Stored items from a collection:
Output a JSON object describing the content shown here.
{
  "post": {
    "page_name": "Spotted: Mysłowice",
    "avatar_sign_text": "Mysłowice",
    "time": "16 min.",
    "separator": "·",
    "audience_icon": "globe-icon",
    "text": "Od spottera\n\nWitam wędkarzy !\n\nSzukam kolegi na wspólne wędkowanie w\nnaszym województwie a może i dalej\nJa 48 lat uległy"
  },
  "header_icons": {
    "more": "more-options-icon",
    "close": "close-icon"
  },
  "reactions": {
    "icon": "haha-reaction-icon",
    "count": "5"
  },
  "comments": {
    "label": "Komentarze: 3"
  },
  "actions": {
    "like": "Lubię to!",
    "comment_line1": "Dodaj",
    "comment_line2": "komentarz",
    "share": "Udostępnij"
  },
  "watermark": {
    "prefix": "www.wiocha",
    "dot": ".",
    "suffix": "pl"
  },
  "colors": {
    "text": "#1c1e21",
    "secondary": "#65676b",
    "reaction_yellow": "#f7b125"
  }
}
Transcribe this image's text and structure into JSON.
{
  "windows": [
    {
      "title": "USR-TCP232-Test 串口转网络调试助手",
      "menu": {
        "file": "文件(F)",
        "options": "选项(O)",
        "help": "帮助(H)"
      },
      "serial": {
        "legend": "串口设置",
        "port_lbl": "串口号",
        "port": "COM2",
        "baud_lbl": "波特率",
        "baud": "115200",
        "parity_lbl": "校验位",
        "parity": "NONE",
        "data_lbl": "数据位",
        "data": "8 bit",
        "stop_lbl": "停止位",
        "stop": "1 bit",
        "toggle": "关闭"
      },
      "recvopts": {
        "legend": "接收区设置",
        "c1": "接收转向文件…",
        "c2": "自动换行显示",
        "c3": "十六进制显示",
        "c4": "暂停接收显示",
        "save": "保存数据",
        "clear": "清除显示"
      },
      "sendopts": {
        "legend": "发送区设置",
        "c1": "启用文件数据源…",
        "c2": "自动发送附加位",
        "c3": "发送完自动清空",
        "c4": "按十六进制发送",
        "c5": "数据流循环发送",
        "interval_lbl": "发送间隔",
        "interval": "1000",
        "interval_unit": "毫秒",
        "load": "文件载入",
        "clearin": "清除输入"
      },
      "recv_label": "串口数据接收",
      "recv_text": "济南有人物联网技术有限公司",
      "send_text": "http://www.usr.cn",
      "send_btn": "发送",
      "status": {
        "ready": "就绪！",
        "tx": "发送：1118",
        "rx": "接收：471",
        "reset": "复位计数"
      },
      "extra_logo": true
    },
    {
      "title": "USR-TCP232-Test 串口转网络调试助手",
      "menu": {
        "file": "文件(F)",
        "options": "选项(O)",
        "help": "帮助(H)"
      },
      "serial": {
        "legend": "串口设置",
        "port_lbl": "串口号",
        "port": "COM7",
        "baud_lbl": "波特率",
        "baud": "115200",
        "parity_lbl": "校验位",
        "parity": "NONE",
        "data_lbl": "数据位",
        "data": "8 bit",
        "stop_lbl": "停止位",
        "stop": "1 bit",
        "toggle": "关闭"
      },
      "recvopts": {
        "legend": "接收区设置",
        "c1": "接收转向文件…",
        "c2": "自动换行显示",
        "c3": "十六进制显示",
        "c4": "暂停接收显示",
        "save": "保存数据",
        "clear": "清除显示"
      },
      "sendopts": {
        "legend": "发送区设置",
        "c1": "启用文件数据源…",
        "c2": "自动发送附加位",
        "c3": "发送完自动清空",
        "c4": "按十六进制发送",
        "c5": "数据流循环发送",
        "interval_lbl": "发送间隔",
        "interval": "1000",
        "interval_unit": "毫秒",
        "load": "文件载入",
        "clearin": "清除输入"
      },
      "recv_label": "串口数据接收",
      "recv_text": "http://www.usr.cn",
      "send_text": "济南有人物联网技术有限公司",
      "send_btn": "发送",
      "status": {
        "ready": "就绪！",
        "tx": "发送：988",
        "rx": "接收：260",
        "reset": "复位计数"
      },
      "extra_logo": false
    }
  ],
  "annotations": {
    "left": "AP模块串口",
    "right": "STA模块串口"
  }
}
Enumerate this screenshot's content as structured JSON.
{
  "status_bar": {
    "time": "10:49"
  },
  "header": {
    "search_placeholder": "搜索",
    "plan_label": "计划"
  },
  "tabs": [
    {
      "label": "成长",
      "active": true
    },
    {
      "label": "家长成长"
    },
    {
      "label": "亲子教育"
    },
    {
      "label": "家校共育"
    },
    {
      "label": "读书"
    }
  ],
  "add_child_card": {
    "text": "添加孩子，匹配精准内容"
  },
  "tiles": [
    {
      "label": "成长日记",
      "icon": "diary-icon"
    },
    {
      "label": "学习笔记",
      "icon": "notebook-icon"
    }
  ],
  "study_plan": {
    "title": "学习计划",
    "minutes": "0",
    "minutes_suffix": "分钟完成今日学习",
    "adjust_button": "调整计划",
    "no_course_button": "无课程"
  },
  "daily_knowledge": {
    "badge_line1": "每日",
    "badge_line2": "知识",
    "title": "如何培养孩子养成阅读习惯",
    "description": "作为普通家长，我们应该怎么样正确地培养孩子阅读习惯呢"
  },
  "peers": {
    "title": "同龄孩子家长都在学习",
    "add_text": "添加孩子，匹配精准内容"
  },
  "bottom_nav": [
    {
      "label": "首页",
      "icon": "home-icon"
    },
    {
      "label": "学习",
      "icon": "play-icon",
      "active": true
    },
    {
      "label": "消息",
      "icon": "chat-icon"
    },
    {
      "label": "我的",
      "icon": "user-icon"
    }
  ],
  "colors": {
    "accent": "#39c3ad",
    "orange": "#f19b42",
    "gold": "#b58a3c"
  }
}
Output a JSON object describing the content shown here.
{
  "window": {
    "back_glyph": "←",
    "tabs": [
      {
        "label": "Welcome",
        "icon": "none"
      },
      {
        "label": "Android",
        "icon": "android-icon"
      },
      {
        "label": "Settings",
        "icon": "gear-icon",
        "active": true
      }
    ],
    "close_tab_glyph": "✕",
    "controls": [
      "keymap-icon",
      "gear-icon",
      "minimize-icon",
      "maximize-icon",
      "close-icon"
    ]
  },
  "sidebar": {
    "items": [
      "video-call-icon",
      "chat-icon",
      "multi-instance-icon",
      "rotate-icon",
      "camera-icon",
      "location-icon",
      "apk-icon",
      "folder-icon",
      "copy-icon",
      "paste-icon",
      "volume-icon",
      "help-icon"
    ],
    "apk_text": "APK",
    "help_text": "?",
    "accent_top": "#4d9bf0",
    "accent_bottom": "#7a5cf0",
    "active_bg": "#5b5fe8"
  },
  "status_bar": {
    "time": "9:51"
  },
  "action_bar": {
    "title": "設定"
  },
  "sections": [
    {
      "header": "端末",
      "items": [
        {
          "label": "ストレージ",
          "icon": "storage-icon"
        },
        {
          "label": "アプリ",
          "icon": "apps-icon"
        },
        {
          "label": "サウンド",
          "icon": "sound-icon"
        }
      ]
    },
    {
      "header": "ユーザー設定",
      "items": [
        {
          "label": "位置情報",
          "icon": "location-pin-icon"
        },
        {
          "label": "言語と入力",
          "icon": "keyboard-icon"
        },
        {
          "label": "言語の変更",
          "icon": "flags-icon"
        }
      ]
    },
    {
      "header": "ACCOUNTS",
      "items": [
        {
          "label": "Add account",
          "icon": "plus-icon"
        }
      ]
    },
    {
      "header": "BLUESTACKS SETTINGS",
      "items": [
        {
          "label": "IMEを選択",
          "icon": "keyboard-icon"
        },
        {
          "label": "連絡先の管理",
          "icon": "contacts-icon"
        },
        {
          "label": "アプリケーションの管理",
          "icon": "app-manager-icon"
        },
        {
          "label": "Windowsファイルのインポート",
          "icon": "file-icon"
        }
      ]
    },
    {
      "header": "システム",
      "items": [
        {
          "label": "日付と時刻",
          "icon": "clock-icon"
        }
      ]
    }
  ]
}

*Written exercise*
In the lines above, locate the string "true". Copy every line where it occurs.

*Exercise solution*
      "extra_logo": true
      "active": true
      "active": true
        "active": true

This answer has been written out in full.